Vivono in tendopoli dove l'acqua scarseggia e i servizi igienici sono rudimentali. Non hanno un apporto calorico sufficiente, la carestia dilaga. Invece di visite prenatali, le donne incinte fanno la fila per i generi alimentari di base nei centri di distribuzione degli aiuti, gestiti dalla Gaza Humanitarian Foundation sostenuta dagli Stati Uniti. Rischiano di essere colpite dall'Idf, l'esercito israeliano. Percorrono altresì a piedi chilometri durante il travaglio perché il carburante non è più accessibile.
Denunce degli operatori sanitari
Alla luce di questa fotografia allarmante, alcuni operatori sanitari palestinesi, autori di un articolo pubblicato su The Lancet, denunciano le gravi carenze cliniche verso donne e bambini nella Striscia durante l'assedio, sottolineando come siano ulteriormente peggiorate dall'ottobre 2023. Chiedendo altresì un'azione internazionale a sostegno della maternità e a tutela dei bambini, i ricercatori si interrogano tuttavia se Gaza sia ancora un posto adatto alla vita neonatale.
Emergenza tagli cesarei e infezioni
I ricercatori denunciano inoltre un'ondata preoccupante di tagli cesarei d'urgenza, a causa di traumi e travaglio ostruito, che le sale operatorie non riescono a gestire pur essendo aperte 24 ore su 24. C'è altresì un rischio elevato di infezioni nelle partorienti perché le donne in travaglio precoce spesso condividono i letti. E in un'incubatrice ci stanno cinque neonati che lottano per la vita. Dopo il parto, le madri vengono dimesse entro poche ore per liberare spazio.
Non ci sono analgesici e il flusso di ossigeno è sporadico, l'alimentazione centrale si interrompe spesso così che i neonati prematuri muoiono dopo ore di ventilazione manuale. I neonati vengono visitati ai piedi del tavolo operatorio perché non c'è una sala risveglio calda. Viene segnalato infine che i letti di terapia intensiva in altri ospedali sono raggiungibili solo attraverso corridoi notturni insicuri che le ambulanze attraversano senza contatto radio. La rete telefonica ospedaliera è inattiva e le comunicazioni di routine dipendono da telefoni cellulari privati.

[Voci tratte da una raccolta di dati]
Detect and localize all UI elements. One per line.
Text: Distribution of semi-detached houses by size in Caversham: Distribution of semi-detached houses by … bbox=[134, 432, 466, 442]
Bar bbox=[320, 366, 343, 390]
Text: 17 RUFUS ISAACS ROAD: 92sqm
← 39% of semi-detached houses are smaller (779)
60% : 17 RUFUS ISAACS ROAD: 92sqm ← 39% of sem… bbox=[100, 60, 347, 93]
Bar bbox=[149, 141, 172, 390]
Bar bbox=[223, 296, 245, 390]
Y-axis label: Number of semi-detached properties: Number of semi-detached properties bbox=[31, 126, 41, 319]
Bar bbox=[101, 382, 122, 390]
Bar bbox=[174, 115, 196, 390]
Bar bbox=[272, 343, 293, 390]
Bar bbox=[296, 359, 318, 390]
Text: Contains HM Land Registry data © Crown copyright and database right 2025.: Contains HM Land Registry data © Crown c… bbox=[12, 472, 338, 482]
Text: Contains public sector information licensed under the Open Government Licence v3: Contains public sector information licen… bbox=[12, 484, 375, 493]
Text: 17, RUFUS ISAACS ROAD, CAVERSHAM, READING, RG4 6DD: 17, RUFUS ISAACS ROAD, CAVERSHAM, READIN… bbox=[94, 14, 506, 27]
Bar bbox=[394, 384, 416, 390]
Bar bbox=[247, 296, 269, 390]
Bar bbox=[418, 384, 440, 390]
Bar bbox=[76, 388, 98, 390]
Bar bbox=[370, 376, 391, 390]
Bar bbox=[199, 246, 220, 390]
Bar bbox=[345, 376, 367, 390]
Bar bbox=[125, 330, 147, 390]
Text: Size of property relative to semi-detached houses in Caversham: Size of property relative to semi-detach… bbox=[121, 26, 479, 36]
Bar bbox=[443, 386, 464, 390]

Consegna A.
Riscriva in forma di elenco il paragrafo del brano sulla maternità a Gaza che comincia con «Non ci sono analgesici», mantenendone i fatti principali.
Consegna B.
Prosegua il brano sulla maternità a Gaza a partire dalla sua ultima frase.
Le voci provengono da una fonte diversa.

Risposta A.
- Mancano gli analgesici e il flusso di ossigeno è discontinuo.
- L'alimentazione centrale si interrompe spesso e i neonati prematuri muoiono dopo ore di ventilazione manuale.
- Poiché non esiste una sala risveglio calda, i neonati vengono visitati ai piedi del tavolo operatorio.
- I letti di terapia intensiva di altri ospedali si raggiungono solo attraverso corridoi notturni insicuri, percorsi dalle ambulanze senza contatto radio.
- La rete telefonica ospedaliera è inattiva e le comunicazioni di routine si affidano a telefoni cellulari privati.

Risposta B.
Lo studio trasversale del 2024
Uno studio trasversale condotto dai ricercatori sui parti in tre importanti centri ostetrici di Gaza tra la fine di ottobre e novembre 2024 ha documentato gravi deprivazioni ed interruzioni delle cure. L'alimentazione risulta insufficiente per il 63% delle gravide e la diversità alimentare è scarsa per il 74% di loro.
Il 50% delle pazienti ha sviluppato anemia materna e il 90% ha sperimentato uno stress da moderato ad elevato. Inoltre solo il 37% delle donne in attesa ha soddisfatto lo standard dell'OMS di otto visite prenatali e solo il 58% ha iniziato le cure durante il primo trimestre di gravidanza. Il 10,8% dei neonati ha un basso peso alla nascita, significativamente inferiore nella zona meridionale della Striscia più sfollata. Gli esiti neonatali sono caratterizzati da un peso mediano alla nascita di 3,1 g. Tali statistiche sono confermate anche da team medici internazionali.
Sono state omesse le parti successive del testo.